OBJECTIVE =
Write the records out again exactly, leaving no images in.

SUPPLIED RECORDS =

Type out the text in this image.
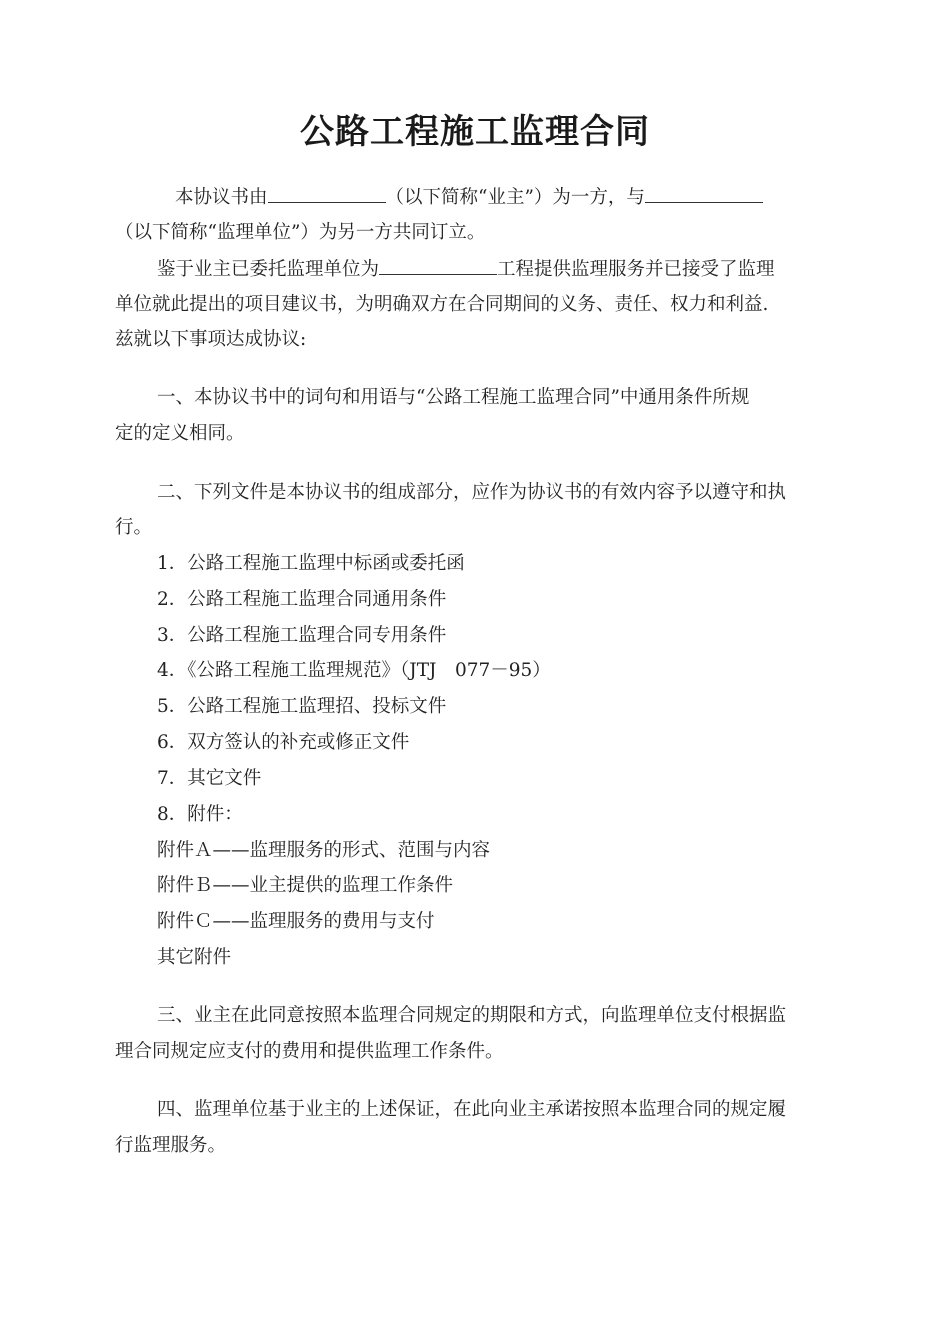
公路工程施工监理合同
本协议书由	（以下简称“业主”）为一方，与
（以下简称“监理单位”）为另一方共同订立。
鉴于业主已委托监理单位为	工程提供监理服务并已接受了监理
单位就此提出的项目建议书，为明确双方在合同期间的义务、责任、权力和利益.
兹就以下事项达成协议:
一、本协议书中的词句和用语与“公路工程施工监理合同”中通用条件所规
定的定义相同。
二、下列文件是本协议书的组成部分，应作为协议书的有效内容予以遵守和执
行。
1．公路工程施工监理中标函或委托函
2．公路工程施工监理合同通用条件
3．公路工程施工监理合同专用条件
4．《公路工程施工监理规范》（JTJ　077－95）
5．公路工程施工监理招、投标文件
6．双方签认的补充或修正文件
7．其它文件
8．附件：
附件Ａ——监理服务的形式、范围与内容
附件Ｂ——业主提供的监理工作条件
附件Ｃ——监理服务的费用与支付
其它附件
三、业主在此同意按照本监理合同规定的期限和方式，向监理单位支付根据监
理合同规定应支付的费用和提供监理工作条件。
四、监理单位基于业主的上述保证，在此向业主承诺按照本监理合同的规定履
行监理服务。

THE RESULT =
Type out the text in this image.
公路工程施工监理合同
本协议书由	（以下简称“业主”）为一方，与
（以下简称“监理单位”）为另一方共同订立。
鉴于业主已委托监理单位为	工程提供监理服务并已接受了监理
单位就此提出的项目建议书，为明确双方在合同期间的义务、责任、权力和利益.
兹就以下事项达成协议:
一、本协议书中的词句和用语与“公路工程施工监理合同”中通用条件所规
定的定义相同。
二、下列文件是本协议书的组成部分，应作为协议书的有效内容予以遵守和执
行。
1．公路工程施工监理中标函或委托函
2．公路工程施工监理合同通用条件
3．公路工程施工监理合同专用条件
4．《公路工程施工监理规范》（JTJ　077－95）
5．公路工程施工监理招、投标文件
6．双方签认的补充或修正文件
7．其它文件
8．附件：
附件Ａ——监理服务的形式、范围与内容
附件Ｂ——业主提供的监理工作条件
附件Ｃ——监理服务的费用与支付
其它附件
三、业主在此同意按照本监理合同规定的期限和方式，向监理单位支付根据监
理合同规定应支付的费用和提供监理工作条件。
四、监理单位基于业主的上述保证，在此向业主承诺按照本监理合同的规定履
行监理服务。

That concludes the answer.